Return all lines where the word "Size" can be found.

↓

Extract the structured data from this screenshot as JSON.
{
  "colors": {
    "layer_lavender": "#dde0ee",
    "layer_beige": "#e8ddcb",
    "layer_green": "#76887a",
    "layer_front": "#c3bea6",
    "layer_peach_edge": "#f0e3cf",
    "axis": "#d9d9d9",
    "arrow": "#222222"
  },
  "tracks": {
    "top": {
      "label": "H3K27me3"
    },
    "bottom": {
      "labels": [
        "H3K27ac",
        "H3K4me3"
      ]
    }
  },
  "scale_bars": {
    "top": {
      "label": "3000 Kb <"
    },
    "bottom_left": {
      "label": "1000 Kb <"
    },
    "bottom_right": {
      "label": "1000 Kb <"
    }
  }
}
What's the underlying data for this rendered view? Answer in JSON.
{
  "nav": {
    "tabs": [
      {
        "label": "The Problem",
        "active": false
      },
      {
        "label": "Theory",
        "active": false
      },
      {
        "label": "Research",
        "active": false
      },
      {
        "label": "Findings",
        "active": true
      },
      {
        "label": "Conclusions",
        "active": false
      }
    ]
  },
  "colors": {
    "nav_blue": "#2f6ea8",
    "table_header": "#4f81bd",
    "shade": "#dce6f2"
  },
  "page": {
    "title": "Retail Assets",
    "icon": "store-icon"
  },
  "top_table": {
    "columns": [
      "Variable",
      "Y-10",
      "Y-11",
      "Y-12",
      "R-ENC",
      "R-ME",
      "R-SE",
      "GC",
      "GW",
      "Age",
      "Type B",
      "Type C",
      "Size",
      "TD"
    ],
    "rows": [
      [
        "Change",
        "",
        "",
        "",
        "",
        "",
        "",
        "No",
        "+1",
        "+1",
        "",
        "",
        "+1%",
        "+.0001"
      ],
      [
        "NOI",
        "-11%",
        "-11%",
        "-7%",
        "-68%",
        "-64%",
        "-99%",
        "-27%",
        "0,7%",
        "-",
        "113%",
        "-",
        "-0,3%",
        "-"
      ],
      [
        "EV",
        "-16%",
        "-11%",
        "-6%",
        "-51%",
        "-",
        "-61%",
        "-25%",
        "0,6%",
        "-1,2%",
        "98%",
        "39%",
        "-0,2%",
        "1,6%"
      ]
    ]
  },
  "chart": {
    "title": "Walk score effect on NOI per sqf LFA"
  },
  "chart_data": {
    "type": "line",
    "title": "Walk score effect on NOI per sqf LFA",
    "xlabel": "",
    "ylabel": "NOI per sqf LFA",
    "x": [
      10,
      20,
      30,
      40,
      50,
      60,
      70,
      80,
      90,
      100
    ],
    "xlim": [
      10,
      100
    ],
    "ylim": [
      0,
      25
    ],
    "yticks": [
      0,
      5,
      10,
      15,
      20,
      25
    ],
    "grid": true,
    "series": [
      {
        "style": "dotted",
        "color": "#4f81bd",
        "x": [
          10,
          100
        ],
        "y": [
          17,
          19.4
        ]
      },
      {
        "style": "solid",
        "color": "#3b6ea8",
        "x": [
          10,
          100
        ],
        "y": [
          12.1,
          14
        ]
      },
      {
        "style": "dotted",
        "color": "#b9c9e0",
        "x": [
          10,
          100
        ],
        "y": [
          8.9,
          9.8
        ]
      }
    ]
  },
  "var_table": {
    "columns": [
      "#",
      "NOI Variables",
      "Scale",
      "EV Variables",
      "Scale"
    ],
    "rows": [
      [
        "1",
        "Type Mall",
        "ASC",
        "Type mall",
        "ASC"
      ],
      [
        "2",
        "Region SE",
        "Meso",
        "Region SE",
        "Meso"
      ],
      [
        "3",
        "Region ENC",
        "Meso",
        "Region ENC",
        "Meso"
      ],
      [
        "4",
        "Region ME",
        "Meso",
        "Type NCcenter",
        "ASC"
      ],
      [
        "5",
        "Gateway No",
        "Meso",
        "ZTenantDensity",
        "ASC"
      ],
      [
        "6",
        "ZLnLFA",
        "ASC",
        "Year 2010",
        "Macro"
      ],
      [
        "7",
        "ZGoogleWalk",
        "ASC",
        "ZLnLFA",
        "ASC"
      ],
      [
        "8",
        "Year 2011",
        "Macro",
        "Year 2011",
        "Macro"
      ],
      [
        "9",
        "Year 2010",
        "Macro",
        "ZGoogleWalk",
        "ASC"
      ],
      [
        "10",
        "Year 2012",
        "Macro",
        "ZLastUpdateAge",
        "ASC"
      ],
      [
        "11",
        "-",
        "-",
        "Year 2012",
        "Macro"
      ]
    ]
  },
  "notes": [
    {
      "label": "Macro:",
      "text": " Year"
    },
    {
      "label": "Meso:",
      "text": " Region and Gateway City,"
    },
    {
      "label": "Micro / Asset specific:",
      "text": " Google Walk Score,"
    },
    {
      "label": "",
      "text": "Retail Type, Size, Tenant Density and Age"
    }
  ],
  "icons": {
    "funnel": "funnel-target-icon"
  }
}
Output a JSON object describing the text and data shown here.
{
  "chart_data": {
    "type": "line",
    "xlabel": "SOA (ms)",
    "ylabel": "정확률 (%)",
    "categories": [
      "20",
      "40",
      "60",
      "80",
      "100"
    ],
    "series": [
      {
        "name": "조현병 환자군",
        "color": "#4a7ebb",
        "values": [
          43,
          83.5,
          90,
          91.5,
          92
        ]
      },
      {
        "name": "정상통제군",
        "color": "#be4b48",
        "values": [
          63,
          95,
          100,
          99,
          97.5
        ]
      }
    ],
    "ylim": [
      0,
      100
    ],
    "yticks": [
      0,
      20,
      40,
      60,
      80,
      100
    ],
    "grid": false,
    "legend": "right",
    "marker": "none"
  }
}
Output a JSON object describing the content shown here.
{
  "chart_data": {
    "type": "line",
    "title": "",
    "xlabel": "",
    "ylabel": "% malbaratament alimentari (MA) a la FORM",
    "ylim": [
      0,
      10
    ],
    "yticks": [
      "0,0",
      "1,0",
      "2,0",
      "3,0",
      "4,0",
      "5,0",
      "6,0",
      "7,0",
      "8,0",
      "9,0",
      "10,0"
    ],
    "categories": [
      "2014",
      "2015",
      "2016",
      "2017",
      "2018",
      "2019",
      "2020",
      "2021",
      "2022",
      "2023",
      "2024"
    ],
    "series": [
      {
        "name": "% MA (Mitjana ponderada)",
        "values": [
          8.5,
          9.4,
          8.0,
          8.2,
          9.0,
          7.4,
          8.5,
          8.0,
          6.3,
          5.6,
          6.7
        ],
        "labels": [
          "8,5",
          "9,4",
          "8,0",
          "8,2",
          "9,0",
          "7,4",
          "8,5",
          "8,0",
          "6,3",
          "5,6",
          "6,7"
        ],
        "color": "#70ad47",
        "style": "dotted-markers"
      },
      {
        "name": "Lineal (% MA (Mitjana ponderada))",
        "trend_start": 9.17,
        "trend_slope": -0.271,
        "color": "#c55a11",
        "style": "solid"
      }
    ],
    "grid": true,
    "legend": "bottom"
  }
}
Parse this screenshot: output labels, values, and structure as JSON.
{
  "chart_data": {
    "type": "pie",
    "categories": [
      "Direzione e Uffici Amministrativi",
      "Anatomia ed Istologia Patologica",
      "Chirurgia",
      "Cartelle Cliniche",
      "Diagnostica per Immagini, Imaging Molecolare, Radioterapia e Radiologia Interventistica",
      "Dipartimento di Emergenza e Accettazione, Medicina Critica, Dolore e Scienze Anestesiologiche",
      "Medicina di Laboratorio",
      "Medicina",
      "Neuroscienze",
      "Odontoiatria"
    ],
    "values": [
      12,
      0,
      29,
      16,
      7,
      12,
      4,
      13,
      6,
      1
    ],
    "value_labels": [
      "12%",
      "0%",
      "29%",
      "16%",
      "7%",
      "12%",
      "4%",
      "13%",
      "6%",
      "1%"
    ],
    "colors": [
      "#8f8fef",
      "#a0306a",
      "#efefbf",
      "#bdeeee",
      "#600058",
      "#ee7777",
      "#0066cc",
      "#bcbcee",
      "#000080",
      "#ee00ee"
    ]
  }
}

↑

**Exercise output:**
      "Size",
      "text": "Retail Type, Size, Tenant Density and Age"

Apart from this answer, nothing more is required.